§ OBJECTIVE
Give the number of lines that include the word "Sensor", and nothing else.

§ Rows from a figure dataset
::::::

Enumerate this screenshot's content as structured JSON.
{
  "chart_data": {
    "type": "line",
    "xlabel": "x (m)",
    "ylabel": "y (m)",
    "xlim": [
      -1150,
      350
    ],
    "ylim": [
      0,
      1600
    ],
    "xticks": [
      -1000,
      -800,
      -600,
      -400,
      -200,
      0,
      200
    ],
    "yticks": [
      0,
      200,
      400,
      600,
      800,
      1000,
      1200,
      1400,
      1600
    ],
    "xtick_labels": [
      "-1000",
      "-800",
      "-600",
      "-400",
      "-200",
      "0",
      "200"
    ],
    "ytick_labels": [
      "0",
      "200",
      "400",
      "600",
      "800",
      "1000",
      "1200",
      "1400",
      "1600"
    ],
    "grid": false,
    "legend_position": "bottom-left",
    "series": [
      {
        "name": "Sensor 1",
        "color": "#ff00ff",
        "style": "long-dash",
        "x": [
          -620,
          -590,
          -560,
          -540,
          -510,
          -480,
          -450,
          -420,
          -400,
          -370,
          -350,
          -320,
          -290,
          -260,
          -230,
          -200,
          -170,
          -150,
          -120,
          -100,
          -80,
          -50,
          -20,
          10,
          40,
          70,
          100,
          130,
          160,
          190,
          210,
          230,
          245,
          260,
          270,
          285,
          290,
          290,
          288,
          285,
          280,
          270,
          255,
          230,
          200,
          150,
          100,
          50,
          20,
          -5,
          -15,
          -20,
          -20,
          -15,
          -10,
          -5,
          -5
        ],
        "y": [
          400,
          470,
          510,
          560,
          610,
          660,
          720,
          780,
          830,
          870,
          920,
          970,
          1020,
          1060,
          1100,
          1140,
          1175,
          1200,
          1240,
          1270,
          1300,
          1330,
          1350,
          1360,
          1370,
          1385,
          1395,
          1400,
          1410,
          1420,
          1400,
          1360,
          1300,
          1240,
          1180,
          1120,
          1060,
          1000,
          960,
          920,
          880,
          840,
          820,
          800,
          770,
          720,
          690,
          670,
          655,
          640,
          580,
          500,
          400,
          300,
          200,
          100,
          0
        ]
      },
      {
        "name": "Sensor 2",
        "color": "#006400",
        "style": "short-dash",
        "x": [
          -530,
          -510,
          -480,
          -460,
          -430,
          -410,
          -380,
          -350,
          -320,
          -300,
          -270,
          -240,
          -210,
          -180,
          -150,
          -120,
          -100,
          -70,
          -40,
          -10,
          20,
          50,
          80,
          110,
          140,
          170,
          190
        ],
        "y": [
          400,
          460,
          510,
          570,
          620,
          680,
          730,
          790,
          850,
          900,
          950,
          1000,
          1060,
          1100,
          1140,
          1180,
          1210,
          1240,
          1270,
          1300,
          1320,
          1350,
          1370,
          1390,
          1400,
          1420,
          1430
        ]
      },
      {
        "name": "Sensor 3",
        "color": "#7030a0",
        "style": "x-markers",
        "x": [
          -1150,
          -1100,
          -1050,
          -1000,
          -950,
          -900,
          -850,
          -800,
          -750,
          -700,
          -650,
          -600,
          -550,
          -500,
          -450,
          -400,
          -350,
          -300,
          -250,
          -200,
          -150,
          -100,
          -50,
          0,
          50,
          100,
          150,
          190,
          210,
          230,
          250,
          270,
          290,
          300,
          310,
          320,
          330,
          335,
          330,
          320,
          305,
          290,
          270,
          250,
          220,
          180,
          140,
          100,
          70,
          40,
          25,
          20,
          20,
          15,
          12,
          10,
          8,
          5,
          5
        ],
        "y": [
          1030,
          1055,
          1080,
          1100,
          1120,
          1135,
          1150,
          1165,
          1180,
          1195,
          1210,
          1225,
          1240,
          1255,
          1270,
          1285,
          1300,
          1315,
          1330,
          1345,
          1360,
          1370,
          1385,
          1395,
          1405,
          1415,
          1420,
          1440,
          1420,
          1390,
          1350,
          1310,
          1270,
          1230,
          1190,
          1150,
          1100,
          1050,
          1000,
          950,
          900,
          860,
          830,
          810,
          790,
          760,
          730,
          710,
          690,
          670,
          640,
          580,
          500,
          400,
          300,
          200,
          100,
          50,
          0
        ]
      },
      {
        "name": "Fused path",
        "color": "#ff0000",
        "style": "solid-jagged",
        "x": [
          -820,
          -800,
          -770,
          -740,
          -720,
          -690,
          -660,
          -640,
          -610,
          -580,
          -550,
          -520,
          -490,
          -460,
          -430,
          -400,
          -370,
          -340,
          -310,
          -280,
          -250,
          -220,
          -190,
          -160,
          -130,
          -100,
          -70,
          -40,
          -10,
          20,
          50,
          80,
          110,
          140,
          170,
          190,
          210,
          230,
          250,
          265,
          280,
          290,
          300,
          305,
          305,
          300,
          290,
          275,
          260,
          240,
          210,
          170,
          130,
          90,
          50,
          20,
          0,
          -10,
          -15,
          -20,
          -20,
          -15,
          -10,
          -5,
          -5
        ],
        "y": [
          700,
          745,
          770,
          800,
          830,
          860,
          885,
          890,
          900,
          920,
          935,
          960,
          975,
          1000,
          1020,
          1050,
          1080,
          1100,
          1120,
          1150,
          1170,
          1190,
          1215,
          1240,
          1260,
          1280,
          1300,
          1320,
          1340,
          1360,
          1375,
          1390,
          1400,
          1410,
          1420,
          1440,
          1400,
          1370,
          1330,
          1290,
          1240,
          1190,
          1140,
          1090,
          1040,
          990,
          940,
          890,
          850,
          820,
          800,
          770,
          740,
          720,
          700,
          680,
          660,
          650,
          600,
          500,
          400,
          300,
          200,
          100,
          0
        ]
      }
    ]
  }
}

::::::

§ ANSWER TO THE TASK
3